--- Set exercise ---
Transcribe the entries below exactly.

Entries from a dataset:
┌────────

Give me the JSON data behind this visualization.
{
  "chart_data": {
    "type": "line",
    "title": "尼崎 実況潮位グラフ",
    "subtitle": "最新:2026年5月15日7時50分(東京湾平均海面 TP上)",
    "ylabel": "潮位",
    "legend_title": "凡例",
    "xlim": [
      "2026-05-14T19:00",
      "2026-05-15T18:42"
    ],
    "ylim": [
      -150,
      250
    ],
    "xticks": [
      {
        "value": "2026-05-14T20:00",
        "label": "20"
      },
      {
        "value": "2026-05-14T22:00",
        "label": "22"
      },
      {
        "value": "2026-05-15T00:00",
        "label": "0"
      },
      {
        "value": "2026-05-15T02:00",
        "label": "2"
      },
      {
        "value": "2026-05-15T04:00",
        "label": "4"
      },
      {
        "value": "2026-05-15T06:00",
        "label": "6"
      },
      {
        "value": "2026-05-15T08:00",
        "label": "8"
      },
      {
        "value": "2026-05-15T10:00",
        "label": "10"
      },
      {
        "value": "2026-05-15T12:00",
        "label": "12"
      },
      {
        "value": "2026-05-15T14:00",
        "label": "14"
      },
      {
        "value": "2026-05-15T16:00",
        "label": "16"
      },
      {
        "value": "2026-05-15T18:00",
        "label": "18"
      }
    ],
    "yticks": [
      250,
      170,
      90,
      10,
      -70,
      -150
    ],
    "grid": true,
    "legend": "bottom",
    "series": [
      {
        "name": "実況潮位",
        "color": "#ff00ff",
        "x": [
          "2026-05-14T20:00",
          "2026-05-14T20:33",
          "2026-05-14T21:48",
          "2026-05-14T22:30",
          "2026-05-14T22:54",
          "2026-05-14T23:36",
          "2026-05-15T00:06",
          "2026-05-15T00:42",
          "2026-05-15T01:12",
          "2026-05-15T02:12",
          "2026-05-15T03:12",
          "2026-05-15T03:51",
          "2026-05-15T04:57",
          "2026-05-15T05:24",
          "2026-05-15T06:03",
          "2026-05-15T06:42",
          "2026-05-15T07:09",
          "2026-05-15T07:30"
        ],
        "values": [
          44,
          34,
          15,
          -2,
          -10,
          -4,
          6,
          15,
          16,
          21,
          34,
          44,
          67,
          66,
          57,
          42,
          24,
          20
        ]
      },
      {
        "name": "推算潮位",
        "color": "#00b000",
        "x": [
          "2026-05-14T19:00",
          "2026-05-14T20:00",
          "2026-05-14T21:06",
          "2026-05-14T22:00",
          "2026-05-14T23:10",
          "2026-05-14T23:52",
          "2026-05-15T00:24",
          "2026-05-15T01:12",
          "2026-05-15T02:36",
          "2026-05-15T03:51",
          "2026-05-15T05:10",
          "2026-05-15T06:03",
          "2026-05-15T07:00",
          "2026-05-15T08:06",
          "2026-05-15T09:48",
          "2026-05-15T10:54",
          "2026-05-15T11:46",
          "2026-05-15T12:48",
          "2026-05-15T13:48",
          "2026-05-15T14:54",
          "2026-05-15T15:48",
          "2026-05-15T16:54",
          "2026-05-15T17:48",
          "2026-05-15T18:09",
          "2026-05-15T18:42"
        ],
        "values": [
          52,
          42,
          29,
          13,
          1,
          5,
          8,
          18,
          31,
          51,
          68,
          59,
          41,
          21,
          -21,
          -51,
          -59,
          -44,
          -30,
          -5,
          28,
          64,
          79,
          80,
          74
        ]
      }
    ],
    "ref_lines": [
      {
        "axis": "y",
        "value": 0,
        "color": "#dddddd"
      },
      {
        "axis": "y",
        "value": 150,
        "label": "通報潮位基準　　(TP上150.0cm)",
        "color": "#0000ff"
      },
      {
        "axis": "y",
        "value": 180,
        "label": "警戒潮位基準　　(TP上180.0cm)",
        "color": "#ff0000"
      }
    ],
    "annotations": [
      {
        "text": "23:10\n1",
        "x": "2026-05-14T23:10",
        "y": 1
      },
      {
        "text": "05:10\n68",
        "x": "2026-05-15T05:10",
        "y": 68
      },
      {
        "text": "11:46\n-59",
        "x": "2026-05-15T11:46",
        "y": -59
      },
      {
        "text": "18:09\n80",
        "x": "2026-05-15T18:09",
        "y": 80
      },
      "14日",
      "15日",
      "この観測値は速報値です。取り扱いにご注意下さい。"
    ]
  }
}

└────────

--- Result for this task ---
Give me the JSON data behind this visualization.
{
  "chart_data": {
    "type": "line",
    "title": "尼崎 実況潮位グラフ",
    "subtitle": "最新:2026年5月15日7時50分(東京湾平均海面 TP上)",
    "ylabel": "潮位",
    "legend_title": "凡例",
    "xlim": [
      "2026-05-14T19:00",
      "2026-05-15T18:42"
    ],
    "ylim": [
      -150,
      250
    ],
    "xticks": [
      {
        "value": "2026-05-14T20:00",
        "label": "20"
      },
      {
        "value": "2026-05-14T22:00",
        "label": "22"
      },
      {
        "value": "2026-05-15T00:00",
        "label": "0"
      },
      {
        "value": "2026-05-15T02:00",
        "label": "2"
      },
      {
        "value": "2026-05-15T04:00",
        "label": "4"
      },
      {
        "value": "2026-05-15T06:00",
        "label": "6"
      },
      {
        "value": "2026-05-15T08:00",
        "label": "8"
      },
      {
        "value": "2026-05-15T10:00",
        "label": "10"
      },
      {
        "value": "2026-05-15T12:00",
        "label": "12"
      },
      {
        "value": "2026-05-15T14:00",
        "label": "14"
      },
      {
        "value": "2026-05-15T16:00",
        "label": "16"
      },
      {
        "value": "2026-05-15T18:00",
        "label": "18"
      }
    ],
    "yticks": [
      250,
      170,
      90,
      10,
      -70,
      -150
    ],
    "grid": true,
    "legend": "bottom",
    "series": [
      {
        "name": "実況潮位",
        "color": "#ff00ff",
        "x": [
          "2026-05-14T20:00",
          "2026-05-14T20:33",
          "2026-05-14T21:48",
          "2026-05-14T22:30",
          "2026-05-14T22:54",
          "2026-05-14T23:36",
          "2026-05-15T00:06",
          "2026-05-15T00:42",
          "2026-05-15T01:12",
          "2026-05-15T02:12",
          "2026-05-15T03:12",
          "2026-05-15T03:51",
          "2026-05-15T04:57",
          "2026-05-15T05:24",
          "2026-05-15T06:03",
          "2026-05-15T06:42",
          "2026-05-15T07:09",
          "2026-05-15T07:30"
        ],
        "values": [
          44,
          34,
          15,
          -2,
          -10,
          -4,
          6,
          15,
          16,
          21,
          34,
          44,
          67,
          66,
          57,
          42,
          24,
          20
        ]
      },
      {
        "name": "推算潮位",
        "color": "#00b000",
        "x": [
          "2026-05-14T19:00",
          "2026-05-14T20:00",
          "2026-05-14T21:06",
          "2026-05-14T22:00",
          "2026-05-14T23:10",
          "2026-05-14T23:52",
          "2026-05-15T00:24",
          "2026-05-15T01:12",
          "2026-05-15T02:36",
          "2026-05-15T03:51",
          "2026-05-15T05:10",
          "2026-05-15T06:03",
          "2026-05-15T07:00",
          "2026-05-15T08:06",
          "2026-05-15T09:48",
          "2026-05-15T10:54",
          "2026-05-15T11:46",
          "2026-05-15T12:48",
          "2026-05-15T13:48",
          "2026-05-15T14:54",
          "2026-05-15T15:48",
          "2026-05-15T16:54",
          "2026-05-15T17:48",
          "2026-05-15T18:09",
          "2026-05-15T18:42"
        ],
        "values": [
          52,
          42,
          29,
          13,
          1,
          5,
          8,
          18,
          31,
          51,
          68,
          59,
          41,
          21,
          -21,
          -51,
          -59,
          -44,
          -30,
          -5,
          28,
          64,
          79,
          80,
          74
        ]
      }
    ],
    "ref_lines": [
      {
        "axis": "y",
        "value": 0,
        "color": "#dddddd"
      },
      {
        "axis": "y",
        "value": 150,
        "label": "通報潮位基準　　(TP上150.0cm)",
        "color": "#0000ff"
      },
      {
        "axis": "y",
        "value": 180,
        "label": "警戒潮位基準　　(TP上180.0cm)",
        "color": "#ff0000"
      }
    ],
    "annotations": [
      {
        "text": "23:10\n1",
        "x": "2026-05-14T23:10",
        "y": 1
      },
      {
        "text": "05:10\n68",
        "x": "2026-05-15T05:10",
        "y": 68
      },
      {
        "text": "11:46\n-59",
        "x": "2026-05-15T11:46",
        "y": -59
      },
      {
        "text": "18:09\n80",
        "x": "2026-05-15T18:09",
        "y": 80
      },
      "14日",
      "15日",
      "この観測値は速報値です。取り扱いにご注意下さい。"
    ]
  }
}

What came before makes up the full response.